◆ RAW RECORDS ◆
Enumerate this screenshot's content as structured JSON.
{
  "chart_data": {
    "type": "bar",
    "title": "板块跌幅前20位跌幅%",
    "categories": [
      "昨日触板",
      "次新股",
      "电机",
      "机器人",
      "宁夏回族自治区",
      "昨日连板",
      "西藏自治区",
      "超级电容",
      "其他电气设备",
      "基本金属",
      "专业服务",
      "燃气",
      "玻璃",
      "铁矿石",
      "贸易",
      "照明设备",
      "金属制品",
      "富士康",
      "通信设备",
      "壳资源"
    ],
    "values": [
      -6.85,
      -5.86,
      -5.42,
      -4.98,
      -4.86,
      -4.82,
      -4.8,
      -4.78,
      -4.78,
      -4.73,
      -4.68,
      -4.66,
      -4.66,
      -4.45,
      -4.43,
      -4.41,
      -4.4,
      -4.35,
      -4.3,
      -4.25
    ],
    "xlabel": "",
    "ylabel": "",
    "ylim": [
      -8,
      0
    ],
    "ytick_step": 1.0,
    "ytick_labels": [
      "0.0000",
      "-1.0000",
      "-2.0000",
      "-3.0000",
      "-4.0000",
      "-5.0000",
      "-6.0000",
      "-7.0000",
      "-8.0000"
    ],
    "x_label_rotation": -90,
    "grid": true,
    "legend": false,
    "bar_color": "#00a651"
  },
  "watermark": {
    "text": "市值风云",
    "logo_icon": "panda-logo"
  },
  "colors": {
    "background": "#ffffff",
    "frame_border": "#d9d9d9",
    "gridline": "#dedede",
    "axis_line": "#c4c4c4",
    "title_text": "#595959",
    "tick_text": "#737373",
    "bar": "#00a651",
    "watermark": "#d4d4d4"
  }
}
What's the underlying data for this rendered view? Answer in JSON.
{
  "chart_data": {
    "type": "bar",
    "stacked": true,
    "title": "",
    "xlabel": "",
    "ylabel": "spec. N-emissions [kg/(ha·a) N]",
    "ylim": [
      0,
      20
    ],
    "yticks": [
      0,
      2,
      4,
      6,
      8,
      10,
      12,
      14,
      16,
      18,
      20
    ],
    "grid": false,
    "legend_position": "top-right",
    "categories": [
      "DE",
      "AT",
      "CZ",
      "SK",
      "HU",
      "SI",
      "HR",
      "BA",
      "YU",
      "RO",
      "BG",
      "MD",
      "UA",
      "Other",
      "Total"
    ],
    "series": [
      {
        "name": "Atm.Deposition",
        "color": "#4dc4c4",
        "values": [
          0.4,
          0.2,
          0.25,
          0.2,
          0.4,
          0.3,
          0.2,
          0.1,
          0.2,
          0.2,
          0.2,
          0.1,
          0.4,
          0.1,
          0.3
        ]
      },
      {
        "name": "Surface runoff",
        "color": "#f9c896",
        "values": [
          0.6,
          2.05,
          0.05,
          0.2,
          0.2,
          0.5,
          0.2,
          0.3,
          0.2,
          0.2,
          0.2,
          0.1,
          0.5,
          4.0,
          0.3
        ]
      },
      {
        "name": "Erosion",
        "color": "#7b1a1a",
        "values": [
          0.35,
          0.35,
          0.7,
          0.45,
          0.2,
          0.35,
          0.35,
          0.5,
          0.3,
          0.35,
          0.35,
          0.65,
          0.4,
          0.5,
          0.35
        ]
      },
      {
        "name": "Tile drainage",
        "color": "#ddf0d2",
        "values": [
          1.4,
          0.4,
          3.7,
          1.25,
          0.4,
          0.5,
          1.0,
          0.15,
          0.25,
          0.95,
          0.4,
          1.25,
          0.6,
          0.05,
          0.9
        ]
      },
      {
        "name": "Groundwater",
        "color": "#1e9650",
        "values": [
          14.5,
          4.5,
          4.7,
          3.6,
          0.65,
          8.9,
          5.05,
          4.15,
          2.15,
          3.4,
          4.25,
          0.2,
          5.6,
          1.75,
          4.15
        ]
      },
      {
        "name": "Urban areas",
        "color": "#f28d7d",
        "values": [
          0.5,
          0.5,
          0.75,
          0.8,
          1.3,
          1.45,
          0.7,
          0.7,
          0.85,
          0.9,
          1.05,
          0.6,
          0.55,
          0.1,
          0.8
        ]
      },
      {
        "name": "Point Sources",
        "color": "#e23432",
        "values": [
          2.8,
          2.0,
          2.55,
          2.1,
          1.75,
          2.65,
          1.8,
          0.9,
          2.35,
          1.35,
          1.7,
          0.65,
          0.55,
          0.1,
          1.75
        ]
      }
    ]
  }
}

◆ WHAT IS NEEDED ◆
Identify all lines in the records above with the word "this".

◆ SOLVED EXERCISE ◆
Enumerate this screenshot's content as structured JSON.
What's the underlying data for this rendered view? Answer in JSON.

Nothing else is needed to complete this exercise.